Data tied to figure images

* * * *

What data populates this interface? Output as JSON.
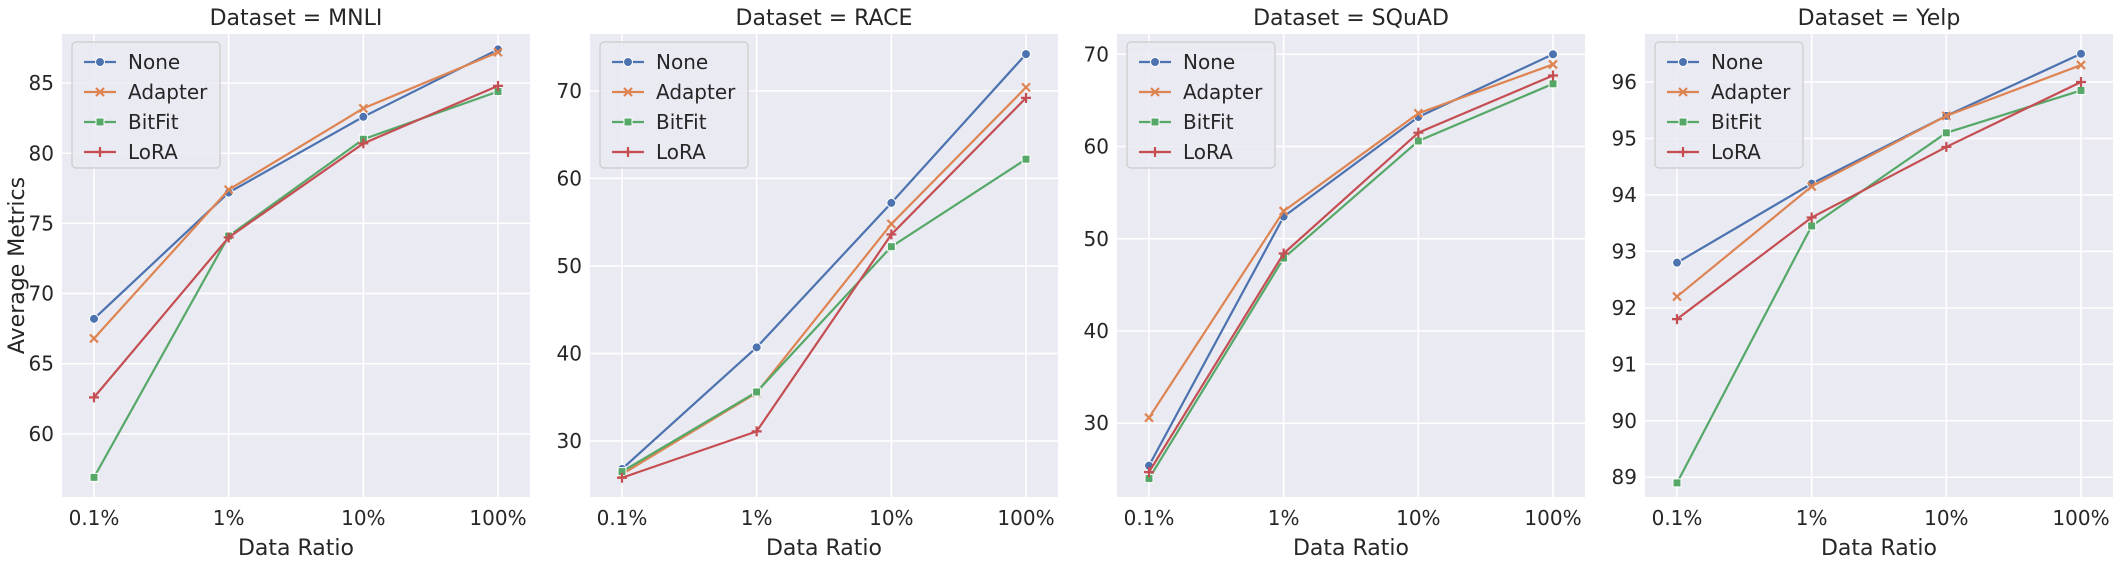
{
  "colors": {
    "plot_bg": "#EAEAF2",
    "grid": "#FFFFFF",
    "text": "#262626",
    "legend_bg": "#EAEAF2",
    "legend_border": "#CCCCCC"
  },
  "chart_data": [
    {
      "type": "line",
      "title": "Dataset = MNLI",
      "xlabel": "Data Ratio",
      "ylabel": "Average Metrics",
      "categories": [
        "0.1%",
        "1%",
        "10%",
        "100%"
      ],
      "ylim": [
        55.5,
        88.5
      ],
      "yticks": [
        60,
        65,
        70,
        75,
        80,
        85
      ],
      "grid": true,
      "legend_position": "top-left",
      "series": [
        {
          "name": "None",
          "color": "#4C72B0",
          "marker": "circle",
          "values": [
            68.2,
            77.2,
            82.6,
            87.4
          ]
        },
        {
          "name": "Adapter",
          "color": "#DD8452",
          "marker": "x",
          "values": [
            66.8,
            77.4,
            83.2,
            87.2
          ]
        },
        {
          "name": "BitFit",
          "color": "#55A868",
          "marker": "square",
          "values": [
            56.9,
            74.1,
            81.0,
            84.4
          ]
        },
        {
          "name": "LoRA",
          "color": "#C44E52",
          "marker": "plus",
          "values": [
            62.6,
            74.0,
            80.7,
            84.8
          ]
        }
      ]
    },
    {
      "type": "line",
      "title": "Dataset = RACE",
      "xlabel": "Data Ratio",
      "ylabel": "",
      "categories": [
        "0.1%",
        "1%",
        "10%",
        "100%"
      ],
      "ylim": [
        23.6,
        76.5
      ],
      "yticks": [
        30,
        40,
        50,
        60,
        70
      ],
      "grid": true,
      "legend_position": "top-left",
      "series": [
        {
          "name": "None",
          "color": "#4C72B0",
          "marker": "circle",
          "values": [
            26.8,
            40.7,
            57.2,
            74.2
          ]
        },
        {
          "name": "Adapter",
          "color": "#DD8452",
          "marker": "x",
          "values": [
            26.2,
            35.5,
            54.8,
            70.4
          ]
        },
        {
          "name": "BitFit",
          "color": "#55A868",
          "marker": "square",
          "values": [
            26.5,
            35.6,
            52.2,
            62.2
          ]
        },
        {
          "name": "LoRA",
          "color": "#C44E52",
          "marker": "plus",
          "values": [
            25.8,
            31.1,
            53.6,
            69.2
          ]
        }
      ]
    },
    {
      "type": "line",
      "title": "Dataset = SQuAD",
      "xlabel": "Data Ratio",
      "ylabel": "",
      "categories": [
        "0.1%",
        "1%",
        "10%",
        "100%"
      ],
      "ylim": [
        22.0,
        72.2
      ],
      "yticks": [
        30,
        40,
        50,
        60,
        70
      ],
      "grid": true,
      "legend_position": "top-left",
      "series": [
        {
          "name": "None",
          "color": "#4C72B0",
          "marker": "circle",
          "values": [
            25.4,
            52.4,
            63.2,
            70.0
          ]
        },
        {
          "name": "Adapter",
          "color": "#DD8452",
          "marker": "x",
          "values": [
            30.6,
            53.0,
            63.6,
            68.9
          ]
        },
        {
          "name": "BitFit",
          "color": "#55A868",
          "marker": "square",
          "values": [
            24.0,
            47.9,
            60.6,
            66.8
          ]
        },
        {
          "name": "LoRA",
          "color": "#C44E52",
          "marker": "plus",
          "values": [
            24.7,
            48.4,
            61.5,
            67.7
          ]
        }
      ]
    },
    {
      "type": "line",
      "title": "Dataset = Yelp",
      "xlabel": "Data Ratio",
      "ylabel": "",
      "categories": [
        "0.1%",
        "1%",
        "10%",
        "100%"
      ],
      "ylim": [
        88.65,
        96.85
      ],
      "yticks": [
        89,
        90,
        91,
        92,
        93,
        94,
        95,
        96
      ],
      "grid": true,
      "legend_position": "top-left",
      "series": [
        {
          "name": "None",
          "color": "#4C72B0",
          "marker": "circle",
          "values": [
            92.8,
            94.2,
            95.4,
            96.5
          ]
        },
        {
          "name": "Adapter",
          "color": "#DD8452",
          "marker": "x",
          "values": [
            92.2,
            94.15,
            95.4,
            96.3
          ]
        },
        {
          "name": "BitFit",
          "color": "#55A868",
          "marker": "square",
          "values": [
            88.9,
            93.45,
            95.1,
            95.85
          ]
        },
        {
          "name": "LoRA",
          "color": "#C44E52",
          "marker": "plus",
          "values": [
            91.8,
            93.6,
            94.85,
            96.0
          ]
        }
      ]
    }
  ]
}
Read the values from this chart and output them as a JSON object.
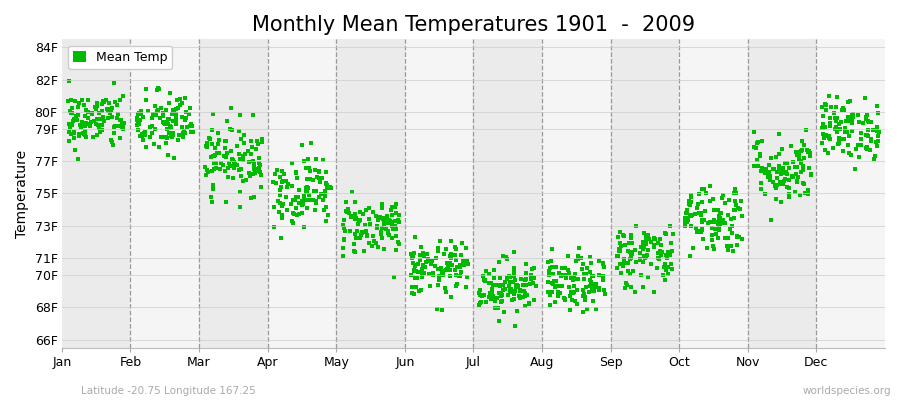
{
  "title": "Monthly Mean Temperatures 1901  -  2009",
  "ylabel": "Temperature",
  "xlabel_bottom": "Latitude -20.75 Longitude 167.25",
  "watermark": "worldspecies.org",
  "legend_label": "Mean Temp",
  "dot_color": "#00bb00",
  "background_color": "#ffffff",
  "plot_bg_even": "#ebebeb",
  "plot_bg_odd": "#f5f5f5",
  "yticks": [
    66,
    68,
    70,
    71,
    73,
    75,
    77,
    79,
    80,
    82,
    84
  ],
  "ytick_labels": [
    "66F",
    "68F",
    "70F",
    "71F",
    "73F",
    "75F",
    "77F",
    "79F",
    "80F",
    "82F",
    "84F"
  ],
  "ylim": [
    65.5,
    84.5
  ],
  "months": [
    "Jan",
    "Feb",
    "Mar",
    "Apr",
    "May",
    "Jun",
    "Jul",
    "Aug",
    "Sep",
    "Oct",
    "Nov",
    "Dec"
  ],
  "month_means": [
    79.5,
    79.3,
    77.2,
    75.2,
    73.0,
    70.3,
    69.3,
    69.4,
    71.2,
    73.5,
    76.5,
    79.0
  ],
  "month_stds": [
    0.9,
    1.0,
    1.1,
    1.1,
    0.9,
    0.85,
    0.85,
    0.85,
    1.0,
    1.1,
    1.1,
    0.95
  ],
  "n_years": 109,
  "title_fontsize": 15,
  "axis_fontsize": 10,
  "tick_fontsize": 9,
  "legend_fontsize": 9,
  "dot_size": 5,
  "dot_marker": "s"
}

* * * *

Give an exact copy of the material, leaving out every picture.

What data populates this interface? Output as JSON.
{
  "colors": {
    "plot_bg": "#EAEAF2",
    "grid": "#FFFFFF",
    "text": "#262626",
    "legend_bg": "#EAEAF2",
    "legend_border": "#CCCCCC"
  },
  "chart_data": [
    {
      "type": "line",
      "title": "Dataset = MNLI",
      "xlabel": "Data Ratio",
      "ylabel": "Average Metrics",
      "categories": [
        "0.1%",
        "1%",
        "10%",
        "100%"
      ],
      "ylim": [
        55.5,
        88.5
      ],
      "yticks": [
        60,
        65,
        70,
        75,
        80,
        85
      ],
      "grid": true,
      "legend_position": "top-left",
      "series": [
        {
          "name": "None",
          "color": "#4C72B0",
          "marker": "circle",
          "values": [
            68.2,
            77.2,
            82.6,
            87.4
          ]
        },
        {
          "name": "Adapter",
          "color": "#DD8452",
          "marker": "x",
          "values": [
            66.8,
            77.4,
            83.2,
            87.2
          ]
        },
        {
          "name": "BitFit",
          "color": "#55A868",
          "marker": "square",
          "values": [
            56.9,
            74.1,
            81.0,
            84.4
          ]
        },
        {
          "name": "LoRA",
          "color": "#C44E52",
          "marker": "plus",
          "values": [
            62.6,
            74.0,
            80.7,
            84.8
          ]
        }
      ]
    },
    {
      "type": "line",
      "title": "Dataset = RACE",
      "xlabel": "Data Ratio",
      "ylabel": "",
      "categories": [
        "0.1%",
        "1%",
        "10%",
        "100%"
      ],
      "ylim": [
        23.6,
        76.5
      ],
      "yticks": [
        30,
        40,
        50,
        60,
        70
      ],
      "grid": true,
      "legend_position": "top-left",
      "series": [
        {
          "name": "None",
          "color": "#4C72B0",
          "marker": "circle",
          "values": [
            26.8,
            40.7,
            57.2,
            74.2
          ]
        },
        {
          "name": "Adapter",
          "color": "#DD8452",
          "marker": "x",
          "values": [
            26.2,
            35.5,
            54.8,
            70.4
          ]
        },
        {
          "name": "BitFit",
          "color": "#55A868",
          "marker": "square",
          "values": [
            26.5,
            35.6,
            52.2,
            62.2
          ]
        },
        {
          "name": "LoRA",
          "color": "#C44E52",
          "marker": "plus",
          "values": [
            25.8,
            31.1,
            53.6,
            69.2
          ]
        }
      ]
    },
    {
      "type": "line",
      "title": "Dataset = SQuAD",
      "xlabel": "Data Ratio",
      "ylabel": "",
      "categories": [
        "0.1%",
        "1%",
        "10%",
        "100%"
      ],
      "ylim": [
        22.0,
        72.2
      ],
      "yticks": [
        30,
        40,
        50,
        60,
        70
      ],
      "grid": true,
      "legend_position": "top-left",
      "series": [
        {
          "name": "None",
          "color": "#4C72B0",
          "marker": "circle",
          "values": [
            25.4,
            52.4,
            63.2,
            70.0
          ]
        },
        {
          "name": "Adapter",
          "color": "#DD8452",
          "marker": "x",
          "values": [
            30.6,
            53.0,
            63.6,
            68.9
          ]
        },
        {
          "name": "BitFit",
          "color": "#55A868",
          "marker": "square",
          "values": [
            24.0,
            47.9,
            60.6,
            66.8
          ]
        },
        {
          "name": "LoRA",
          "color": "#C44E52",
          "marker": "plus",
          "values": [
            24.7,
            48.4,
            61.5,
            67.7
          ]
        }
      ]
    },
    {
      "type": "line",
      "title": "Dataset = Yelp",
      "xlabel": "Data Ratio",
      "ylabel": "",
      "categories": [
        "0.1%",
        "1%",
        "10%",
        "100%"
      ],
      "ylim": [
        88.65,
        96.85
      ],
      "yticks": [
        89,
        90,
        91,
        92,
        93,
        94,
        95,
        96
      ],
      "grid": true,
      "legend_position": "top-left",
      "series": [
        {
          "name": "None",
          "color": "#4C72B0",
          "marker": "circle",
          "values": [
            92.8,
            94.2,
            95.4,
            96.5
          ]
        },
        {
          "name": "Adapter",
          "color": "#DD8452",
          "marker": "x",
          "values": [
            92.2,
            94.15,
            95.4,
            96.3
          ]
        },
        {
          "name": "BitFit",
          "color": "#55A868",
          "marker": "square",
          "values": [
            88.9,
            93.45,
            95.1,
            95.85
          ]
        },
        {
          "name": "LoRA",
          "color": "#C44E52",
          "marker": "plus",
          "values": [
            91.8,
            93.6,
            94.85,
            96.0
          ]
        }
      ]
    }
  ]
}
Read the values from this chart and output them as a JSON object.
{
  "title": "Monthly Mean Temperatures 1901  -  2009",
  "ylabel": "Temperature",
  "xlabel_bottom": "Latitude -20.75 Longitude 167.25",
  "watermark": "worldspecies.org",
  "legend_label": "Mean Temp",
  "dot_color": "#00bb00",
  "background_color": "#ffffff",
  "plot_bg_even": "#ebebeb",
  "plot_bg_odd": "#f5f5f5",
  "yticks": [
    66,
    68,
    70,
    71,
    73,
    75,
    77,
    79,
    80,
    82,
    84
  ],
  "ytick_labels": [
    "66F",
    "68F",
    "70F",
    "71F",
    "73F",
    "75F",
    "77F",
    "79F",
    "80F",
    "82F",
    "84F"
  ],
  "ylim": [
    65.5,
    84.5
  ],
  "months": [
    "Jan",
    "Feb",
    "Mar",
    "Apr",
    "May",
    "Jun",
    "Jul",
    "Aug",
    "Sep",
    "Oct",
    "Nov",
    "Dec"
  ],
  "month_means": [
    79.5,
    79.3,
    77.2,
    75.2,
    73.0,
    70.3,
    69.3,
    69.4,
    71.2,
    73.5,
    76.5,
    79.0
  ],
  "month_stds": [
    0.9,
    1.0,
    1.1,
    1.1,
    0.9,
    0.85,
    0.85,
    0.85,
    1.0,
    1.1,
    1.1,
    0.95
  ],
  "n_years": 109,
  "title_fontsize": 15,
  "axis_fontsize": 10,
  "tick_fontsize": 9,
  "legend_fontsize": 9,
  "dot_size": 5,
  "dot_marker": "s"
}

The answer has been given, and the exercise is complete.